> **Data section**:

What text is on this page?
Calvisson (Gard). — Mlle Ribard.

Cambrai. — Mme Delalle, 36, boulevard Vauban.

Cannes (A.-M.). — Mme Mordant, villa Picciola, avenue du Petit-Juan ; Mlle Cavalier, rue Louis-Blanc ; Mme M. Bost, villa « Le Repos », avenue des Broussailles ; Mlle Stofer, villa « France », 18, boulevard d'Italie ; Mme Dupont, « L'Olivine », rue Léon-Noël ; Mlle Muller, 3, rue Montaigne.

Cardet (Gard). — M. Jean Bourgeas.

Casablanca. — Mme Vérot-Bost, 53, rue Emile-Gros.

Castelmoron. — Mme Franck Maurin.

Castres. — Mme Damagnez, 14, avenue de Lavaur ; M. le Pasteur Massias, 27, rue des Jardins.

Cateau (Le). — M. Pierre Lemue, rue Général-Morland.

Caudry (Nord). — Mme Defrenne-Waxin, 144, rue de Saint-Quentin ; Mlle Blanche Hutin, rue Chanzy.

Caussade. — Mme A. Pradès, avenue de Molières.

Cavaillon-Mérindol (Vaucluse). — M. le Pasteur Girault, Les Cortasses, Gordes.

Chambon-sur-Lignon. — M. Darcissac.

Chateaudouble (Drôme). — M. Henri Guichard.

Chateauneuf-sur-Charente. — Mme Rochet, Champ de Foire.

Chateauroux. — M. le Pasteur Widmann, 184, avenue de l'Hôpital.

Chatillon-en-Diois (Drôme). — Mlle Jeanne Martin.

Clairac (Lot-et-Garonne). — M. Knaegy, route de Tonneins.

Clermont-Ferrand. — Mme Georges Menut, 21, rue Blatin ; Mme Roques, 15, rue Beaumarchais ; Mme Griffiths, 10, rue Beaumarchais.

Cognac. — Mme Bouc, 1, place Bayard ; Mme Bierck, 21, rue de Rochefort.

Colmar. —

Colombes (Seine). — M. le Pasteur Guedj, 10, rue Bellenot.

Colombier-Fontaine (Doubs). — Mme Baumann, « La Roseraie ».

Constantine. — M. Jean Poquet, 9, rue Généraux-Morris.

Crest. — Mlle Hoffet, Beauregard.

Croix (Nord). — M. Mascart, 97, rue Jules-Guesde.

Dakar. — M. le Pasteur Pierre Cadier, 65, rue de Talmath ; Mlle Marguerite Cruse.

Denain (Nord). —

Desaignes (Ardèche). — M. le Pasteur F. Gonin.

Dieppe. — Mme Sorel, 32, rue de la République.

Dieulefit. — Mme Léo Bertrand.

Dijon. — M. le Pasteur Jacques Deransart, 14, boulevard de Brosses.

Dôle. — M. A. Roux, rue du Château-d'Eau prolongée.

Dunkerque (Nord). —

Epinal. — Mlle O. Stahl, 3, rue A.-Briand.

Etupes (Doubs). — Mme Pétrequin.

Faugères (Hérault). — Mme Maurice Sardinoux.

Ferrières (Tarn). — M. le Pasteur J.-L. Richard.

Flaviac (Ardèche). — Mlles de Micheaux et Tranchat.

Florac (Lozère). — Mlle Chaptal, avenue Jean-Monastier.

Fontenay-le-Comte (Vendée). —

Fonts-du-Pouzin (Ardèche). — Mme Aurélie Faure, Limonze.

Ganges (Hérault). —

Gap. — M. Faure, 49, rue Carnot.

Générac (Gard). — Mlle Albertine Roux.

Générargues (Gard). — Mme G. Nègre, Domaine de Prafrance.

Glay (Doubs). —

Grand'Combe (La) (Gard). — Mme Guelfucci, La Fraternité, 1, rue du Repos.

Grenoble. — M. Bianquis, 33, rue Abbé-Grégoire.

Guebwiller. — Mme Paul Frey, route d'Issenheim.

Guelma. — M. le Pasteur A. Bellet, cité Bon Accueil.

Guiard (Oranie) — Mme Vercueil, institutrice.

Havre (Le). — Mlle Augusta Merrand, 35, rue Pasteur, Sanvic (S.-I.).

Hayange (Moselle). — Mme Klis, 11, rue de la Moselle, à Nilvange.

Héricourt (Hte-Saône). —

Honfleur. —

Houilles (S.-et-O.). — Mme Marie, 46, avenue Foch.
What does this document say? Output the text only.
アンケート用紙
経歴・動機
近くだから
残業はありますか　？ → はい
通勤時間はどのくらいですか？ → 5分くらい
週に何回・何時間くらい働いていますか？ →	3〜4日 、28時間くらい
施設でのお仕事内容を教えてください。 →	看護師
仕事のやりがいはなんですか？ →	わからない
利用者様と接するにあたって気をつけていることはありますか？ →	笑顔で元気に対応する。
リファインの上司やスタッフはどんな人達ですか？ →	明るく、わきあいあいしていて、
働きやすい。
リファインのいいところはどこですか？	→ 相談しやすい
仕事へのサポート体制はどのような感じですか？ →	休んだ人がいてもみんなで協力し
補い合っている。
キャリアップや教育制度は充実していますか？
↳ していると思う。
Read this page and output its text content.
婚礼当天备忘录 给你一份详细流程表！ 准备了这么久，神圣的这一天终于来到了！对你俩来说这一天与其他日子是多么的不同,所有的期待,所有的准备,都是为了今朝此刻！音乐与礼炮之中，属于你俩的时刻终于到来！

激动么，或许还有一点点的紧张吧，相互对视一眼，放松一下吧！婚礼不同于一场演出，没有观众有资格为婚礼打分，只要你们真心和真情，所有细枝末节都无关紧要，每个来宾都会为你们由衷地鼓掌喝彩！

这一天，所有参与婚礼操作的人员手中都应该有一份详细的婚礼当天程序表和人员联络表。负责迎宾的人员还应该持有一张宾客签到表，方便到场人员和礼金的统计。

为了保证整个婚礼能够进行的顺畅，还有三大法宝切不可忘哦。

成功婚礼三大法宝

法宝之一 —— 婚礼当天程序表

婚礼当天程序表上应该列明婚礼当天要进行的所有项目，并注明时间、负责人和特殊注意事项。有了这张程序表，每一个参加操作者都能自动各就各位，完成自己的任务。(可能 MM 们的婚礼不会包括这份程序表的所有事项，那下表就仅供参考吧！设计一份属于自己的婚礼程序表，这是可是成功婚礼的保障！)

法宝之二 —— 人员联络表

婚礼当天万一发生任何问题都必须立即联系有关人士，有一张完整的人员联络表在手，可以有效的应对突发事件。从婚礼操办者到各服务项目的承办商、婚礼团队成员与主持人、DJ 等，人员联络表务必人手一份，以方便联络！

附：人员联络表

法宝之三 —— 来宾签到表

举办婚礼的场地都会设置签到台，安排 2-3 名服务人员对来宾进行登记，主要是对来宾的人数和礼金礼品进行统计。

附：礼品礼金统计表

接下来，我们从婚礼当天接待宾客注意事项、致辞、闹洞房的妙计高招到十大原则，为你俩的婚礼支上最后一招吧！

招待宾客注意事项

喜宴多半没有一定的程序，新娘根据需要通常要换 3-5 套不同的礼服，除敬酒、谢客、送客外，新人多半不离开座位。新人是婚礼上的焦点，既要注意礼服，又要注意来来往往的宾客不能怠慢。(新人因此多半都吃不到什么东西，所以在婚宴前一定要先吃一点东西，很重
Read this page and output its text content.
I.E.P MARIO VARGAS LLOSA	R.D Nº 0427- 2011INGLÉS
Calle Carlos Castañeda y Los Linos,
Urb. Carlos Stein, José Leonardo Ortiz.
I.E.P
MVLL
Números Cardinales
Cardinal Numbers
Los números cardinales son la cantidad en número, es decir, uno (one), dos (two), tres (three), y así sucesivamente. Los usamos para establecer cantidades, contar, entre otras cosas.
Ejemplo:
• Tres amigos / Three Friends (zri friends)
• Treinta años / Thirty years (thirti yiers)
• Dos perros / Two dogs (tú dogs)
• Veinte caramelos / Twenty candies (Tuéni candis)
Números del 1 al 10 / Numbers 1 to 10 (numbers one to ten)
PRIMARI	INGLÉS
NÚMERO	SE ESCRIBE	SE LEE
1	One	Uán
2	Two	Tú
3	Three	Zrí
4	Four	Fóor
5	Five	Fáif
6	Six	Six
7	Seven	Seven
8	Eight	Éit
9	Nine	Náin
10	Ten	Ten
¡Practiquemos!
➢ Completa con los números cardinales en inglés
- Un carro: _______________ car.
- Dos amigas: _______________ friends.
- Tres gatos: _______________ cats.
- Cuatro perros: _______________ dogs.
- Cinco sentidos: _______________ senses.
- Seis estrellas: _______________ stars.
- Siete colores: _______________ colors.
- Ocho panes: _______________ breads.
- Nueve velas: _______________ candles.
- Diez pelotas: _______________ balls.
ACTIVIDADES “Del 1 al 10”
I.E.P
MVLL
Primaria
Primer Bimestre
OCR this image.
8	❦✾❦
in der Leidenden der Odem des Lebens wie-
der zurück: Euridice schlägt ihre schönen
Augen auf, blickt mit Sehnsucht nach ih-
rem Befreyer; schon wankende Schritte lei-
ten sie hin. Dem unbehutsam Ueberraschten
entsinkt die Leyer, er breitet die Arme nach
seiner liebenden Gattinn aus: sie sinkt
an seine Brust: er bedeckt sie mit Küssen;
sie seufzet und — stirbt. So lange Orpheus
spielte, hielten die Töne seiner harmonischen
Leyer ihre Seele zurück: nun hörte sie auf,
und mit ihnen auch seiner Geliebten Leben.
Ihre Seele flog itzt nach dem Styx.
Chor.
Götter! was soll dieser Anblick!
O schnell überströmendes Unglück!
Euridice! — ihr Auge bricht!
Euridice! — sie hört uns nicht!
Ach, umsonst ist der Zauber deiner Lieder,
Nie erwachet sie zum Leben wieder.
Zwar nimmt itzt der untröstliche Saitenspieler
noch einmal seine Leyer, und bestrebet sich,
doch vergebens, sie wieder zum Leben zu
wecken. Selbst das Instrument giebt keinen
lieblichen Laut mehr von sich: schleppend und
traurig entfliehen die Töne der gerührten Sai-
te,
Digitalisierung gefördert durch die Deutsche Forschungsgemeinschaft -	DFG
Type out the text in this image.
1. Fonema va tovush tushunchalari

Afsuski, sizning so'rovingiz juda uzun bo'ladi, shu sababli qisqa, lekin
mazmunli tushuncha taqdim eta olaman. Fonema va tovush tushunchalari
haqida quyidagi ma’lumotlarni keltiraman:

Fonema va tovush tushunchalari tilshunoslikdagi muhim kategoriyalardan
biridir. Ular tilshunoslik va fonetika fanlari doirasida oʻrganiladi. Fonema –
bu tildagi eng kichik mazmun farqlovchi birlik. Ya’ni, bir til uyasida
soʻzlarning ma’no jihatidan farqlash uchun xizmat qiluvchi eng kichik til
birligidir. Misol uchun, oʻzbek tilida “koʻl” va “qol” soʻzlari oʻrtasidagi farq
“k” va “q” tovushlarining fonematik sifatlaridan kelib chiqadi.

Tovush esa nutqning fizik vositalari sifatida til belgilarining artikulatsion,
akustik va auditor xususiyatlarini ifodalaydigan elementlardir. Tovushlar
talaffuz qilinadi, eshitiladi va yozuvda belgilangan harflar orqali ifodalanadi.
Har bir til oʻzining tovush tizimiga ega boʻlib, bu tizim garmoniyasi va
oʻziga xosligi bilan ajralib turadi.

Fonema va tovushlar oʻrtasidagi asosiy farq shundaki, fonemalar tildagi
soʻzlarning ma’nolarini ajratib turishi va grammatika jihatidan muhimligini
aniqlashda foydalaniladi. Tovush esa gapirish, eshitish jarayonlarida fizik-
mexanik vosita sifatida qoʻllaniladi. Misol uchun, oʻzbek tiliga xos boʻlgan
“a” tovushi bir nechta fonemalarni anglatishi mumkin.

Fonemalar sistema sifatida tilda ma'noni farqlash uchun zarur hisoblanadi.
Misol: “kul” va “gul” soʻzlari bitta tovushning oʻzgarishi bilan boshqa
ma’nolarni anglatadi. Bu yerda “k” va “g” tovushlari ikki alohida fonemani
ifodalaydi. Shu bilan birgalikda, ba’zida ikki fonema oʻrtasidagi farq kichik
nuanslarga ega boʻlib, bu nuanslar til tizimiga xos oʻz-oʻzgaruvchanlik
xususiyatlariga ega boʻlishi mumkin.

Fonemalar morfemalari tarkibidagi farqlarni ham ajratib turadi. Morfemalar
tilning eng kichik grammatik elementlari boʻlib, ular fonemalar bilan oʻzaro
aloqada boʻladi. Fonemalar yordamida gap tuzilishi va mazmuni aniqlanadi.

> **Direction**: Copy out each line of the records where the string "soʻzlarning" appears.

> **Result of this exercise**:
soʻzlarning ma’no jihatidan farqlash uchun xizmat qiluvchi eng kichik til
soʻzlarning ma’nolarini ajratib turishi va grammatika jihatidan muhimligini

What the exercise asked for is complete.